## STATED PROBLEM
Set the listing down again in full, word for word, with the pictures left out.

## DATA ENTRIES
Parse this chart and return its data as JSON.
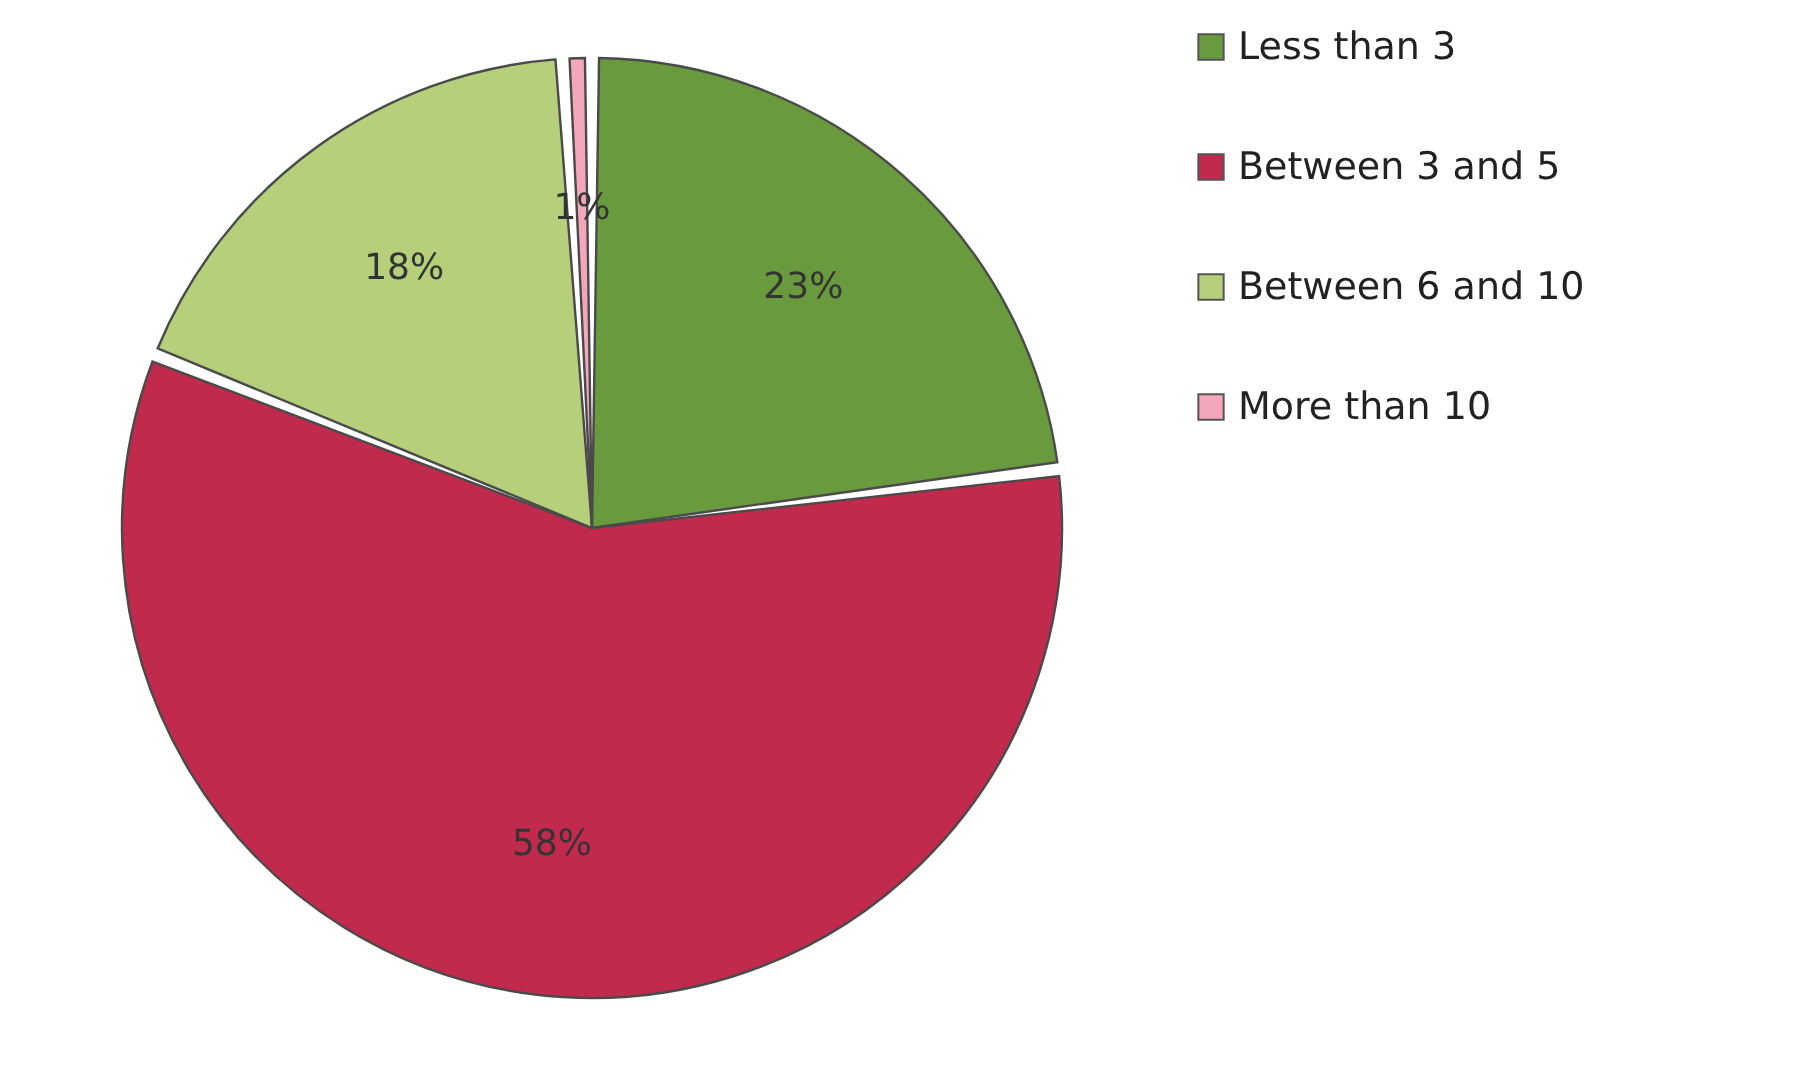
{
  "chart_data": {
    "type": "pie",
    "categories": [
      "Less than 3",
      "Between 3 and 5",
      "Between 6 and 10",
      "More than 10"
    ],
    "values": [
      23,
      58,
      18,
      1
    ],
    "colors": [
      "#6a9a3e",
      "#c12a4c",
      "#b5cf7a",
      "#f4a7ba"
    ],
    "value_labels": [
      "23%",
      "58%",
      "18%",
      "1%"
    ],
    "legend": "right"
  }
}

## EXPECTED OUTPUT
Parse this chart and return its data as JSON.
{
  "chart_data": {
    "type": "pie",
    "categories": [
      "Less than 3",
      "Between 3 and 5",
      "Between 6 and 10",
      "More than 10"
    ],
    "values": [
      23,
      58,
      18,
      1
    ],
    "colors": [
      "#6a9a3e",
      "#c12a4c",
      "#b5cf7a",
      "#f4a7ba"
    ],
    "value_labels": [
      "23%",
      "58%",
      "18%",
      "1%"
    ],
    "legend": "right"
  }
}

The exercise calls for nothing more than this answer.